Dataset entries
-- Start --
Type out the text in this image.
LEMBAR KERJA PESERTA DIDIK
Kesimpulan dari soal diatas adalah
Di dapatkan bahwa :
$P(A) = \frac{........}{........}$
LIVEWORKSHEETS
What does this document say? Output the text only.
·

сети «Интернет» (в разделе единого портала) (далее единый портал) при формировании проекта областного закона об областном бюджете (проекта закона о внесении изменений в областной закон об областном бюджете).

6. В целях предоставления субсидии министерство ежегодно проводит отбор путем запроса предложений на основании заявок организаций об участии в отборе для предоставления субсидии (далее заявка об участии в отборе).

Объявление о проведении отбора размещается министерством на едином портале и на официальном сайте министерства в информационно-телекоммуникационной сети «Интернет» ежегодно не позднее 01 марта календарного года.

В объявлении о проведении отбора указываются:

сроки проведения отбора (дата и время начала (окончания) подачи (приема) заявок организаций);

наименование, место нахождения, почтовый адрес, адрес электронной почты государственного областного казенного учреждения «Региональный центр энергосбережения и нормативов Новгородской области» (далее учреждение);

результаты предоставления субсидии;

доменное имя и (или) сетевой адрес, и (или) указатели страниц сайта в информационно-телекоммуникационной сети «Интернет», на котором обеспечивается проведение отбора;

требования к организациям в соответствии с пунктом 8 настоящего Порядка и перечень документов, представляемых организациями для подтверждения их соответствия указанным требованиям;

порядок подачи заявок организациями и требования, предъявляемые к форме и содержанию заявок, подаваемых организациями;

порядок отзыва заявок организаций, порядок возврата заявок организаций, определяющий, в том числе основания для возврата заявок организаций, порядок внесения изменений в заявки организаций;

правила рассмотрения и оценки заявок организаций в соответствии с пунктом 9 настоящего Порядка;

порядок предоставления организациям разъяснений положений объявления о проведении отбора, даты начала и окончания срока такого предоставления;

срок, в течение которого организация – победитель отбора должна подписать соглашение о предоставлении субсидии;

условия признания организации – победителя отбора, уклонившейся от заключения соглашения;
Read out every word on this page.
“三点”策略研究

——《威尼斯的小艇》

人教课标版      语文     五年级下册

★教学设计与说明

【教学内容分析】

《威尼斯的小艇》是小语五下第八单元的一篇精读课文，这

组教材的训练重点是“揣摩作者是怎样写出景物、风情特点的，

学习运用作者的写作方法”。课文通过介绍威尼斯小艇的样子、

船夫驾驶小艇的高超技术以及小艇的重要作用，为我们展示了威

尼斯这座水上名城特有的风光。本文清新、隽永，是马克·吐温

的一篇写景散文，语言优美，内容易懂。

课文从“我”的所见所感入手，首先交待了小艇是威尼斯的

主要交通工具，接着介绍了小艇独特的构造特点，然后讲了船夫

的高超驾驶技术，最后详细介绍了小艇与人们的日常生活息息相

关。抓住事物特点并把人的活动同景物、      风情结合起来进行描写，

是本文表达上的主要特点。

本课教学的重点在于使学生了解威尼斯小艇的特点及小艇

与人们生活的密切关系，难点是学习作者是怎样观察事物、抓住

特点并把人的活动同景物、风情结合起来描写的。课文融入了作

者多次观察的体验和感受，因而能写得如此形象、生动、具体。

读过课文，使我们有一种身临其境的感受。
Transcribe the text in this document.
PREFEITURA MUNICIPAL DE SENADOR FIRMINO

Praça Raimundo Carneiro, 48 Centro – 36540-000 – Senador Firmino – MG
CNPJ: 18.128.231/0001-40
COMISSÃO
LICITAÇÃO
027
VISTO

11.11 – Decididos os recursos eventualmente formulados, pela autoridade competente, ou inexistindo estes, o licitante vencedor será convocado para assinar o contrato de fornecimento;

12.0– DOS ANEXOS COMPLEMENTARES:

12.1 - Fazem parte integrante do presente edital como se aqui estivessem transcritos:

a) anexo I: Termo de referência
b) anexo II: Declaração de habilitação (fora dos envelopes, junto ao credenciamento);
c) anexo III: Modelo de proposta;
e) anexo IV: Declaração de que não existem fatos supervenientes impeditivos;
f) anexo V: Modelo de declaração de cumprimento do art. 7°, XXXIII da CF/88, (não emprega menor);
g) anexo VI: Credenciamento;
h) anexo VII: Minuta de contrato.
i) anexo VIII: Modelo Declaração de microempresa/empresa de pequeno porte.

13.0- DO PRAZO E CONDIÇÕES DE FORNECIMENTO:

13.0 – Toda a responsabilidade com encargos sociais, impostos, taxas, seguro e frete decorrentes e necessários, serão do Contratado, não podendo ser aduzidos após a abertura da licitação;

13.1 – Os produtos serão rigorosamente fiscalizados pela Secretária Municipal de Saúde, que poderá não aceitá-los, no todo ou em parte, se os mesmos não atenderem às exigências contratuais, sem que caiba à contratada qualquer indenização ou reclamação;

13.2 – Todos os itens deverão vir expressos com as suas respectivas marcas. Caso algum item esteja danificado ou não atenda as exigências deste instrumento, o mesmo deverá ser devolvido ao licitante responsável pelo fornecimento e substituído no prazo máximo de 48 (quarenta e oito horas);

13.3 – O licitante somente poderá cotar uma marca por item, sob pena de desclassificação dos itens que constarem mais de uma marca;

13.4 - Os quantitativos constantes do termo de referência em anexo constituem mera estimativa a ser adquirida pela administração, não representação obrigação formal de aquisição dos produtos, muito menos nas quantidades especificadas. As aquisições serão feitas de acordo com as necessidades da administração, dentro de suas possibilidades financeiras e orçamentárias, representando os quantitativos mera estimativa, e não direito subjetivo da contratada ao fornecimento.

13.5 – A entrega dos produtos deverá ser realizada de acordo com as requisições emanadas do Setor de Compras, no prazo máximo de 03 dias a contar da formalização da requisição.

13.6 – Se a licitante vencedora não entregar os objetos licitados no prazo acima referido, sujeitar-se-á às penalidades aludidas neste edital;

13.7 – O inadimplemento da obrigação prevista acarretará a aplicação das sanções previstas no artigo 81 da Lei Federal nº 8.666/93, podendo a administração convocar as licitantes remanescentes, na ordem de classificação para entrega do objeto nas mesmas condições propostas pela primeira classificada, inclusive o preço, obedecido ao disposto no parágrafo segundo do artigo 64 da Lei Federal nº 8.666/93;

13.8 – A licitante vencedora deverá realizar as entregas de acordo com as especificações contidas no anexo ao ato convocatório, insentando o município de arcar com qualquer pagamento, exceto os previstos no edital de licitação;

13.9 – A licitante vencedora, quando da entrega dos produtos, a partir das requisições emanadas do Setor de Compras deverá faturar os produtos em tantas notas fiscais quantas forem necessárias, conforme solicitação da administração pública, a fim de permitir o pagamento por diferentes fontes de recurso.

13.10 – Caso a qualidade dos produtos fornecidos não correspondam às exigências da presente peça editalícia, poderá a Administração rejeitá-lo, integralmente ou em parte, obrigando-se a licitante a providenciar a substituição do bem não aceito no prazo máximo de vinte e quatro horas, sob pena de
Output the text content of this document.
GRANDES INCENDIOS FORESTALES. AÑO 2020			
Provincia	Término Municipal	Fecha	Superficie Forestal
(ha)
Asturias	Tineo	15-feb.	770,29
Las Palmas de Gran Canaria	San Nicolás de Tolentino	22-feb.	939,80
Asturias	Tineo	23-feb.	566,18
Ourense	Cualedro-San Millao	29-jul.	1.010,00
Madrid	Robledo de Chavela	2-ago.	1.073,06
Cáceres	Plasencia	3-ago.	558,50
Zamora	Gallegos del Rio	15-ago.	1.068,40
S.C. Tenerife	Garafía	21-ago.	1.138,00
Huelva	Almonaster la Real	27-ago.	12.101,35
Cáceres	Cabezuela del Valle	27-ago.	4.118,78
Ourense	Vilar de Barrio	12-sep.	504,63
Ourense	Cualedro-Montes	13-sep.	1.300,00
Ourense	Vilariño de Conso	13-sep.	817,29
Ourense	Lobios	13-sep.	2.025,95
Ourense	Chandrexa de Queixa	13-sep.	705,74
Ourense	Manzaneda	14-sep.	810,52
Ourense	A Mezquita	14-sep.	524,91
-- End --
◆ Task statement ◆
Pull every line containing the word "пунктом" out of the material and copy it.

◆ Complete output ◆
требования к организациям в соответствии с пунктом 8 настоящего Порядка и перечень документов, представляемых организациями для подтверждения их соответствия указанным требованиям;
правила рассмотрения и оценки заявок организаций в соответствии с пунктом 9 настоящего Порядка;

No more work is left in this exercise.